§ **Page text**
####

Encountering new people in my youth, I would go to great lengths to explain my complicated background, where I fit in the order of things. As a military brat, new encounters were plentiful. I had to tell where I'd last been, where I'd been before that, how many siblings I had, where I fit in the order, what were my siblings like, and how much I hated being a part of that family. Later, when I was in my teens and early 20s, I would explain all that and then go into detail about divorce and dysfunction. Where I came from, I thought, explained who I was.
But what once seemed so damn pertinent to who I was now gets winnowed down to a sentence or two, at most. And I'm not the only one who winnows it down. Recently, I've become friendly with a couple of women with sons who Youngest has befriended. Play dates for Youngest still require my presence because, well, that's who he is. In any event, chit-chatting about our lives, I get the nutshell versions of upbringing: a mother who died when my new friend was just two and a father who served in Vietnam. One of five kids, with parents divorcing at 15. One of three girls with medical-profession parents working overseas.

####

§ **Problems and tasks**
A) In the essay on explaining one's background, how many kids were in the family of the friend whose parents divorced when she was 15?
B) Extend the essay on explaining one's background, picking up right after its final sentence.

[Collected data entries]
####

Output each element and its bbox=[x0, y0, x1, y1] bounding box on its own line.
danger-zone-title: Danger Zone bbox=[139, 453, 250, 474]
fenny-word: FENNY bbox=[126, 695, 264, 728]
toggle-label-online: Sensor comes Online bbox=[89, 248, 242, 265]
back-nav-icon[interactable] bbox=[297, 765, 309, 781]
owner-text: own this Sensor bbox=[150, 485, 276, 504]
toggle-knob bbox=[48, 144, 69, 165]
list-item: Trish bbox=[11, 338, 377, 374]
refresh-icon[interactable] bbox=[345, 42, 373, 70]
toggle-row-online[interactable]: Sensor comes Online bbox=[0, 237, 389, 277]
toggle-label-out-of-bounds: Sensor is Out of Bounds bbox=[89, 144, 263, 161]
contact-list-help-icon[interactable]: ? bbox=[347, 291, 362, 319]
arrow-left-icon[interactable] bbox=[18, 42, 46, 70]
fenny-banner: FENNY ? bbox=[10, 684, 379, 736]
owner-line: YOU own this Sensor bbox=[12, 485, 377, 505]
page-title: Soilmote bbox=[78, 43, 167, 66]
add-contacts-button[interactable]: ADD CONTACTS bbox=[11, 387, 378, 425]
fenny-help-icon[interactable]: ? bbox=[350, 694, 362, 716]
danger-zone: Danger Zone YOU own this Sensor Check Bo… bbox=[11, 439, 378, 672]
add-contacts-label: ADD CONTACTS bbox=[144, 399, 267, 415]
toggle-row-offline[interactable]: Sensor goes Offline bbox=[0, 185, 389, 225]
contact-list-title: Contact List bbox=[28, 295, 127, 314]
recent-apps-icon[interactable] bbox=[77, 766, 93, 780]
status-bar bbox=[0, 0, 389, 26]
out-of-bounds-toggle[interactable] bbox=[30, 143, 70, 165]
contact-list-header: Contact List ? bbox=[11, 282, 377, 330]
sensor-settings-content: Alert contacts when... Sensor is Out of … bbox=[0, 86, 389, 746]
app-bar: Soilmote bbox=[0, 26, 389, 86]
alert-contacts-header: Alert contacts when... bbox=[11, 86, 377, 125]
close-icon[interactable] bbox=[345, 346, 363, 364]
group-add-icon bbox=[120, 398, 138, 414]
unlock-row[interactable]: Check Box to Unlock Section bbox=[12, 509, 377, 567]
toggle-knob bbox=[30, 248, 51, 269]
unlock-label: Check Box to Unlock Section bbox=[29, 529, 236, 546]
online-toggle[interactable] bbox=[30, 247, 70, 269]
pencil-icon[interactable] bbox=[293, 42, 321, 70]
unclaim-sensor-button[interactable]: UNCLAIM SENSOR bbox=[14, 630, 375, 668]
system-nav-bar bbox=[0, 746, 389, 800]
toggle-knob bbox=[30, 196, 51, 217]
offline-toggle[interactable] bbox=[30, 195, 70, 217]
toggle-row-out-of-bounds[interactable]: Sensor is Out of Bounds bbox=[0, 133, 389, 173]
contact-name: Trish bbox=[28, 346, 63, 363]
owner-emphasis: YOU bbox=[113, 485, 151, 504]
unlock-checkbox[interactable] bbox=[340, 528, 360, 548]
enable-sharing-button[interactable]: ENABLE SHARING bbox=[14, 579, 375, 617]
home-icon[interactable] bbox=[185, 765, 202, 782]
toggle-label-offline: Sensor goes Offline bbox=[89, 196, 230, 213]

####

§ **Responses by task**
A) Five kids.

B)
The family of our youth fades into the background as we create families of our own. I don't know if that is true for people who don't have children. I don't know if their original families -- like original sin -- maintain such looming presences as they themselves age.
That leads me to my other thought on the Sunday Scribblings prompt this week: I have created a new family, yet if you ask me to talk about "family," my initial thoughts turn to my parents and siblings. I don't mean if it's in the context of a friend today asking me how the family is. I'm not so socially inept to not realize they're asking about Pete and our friends. What I mean is when I consider my family, my first thought turns to the past. I wonder if that's normal. I'd like to think it is because I'd like to be normal in at least a couple of ways. And with a background like mine, is that too much to ask?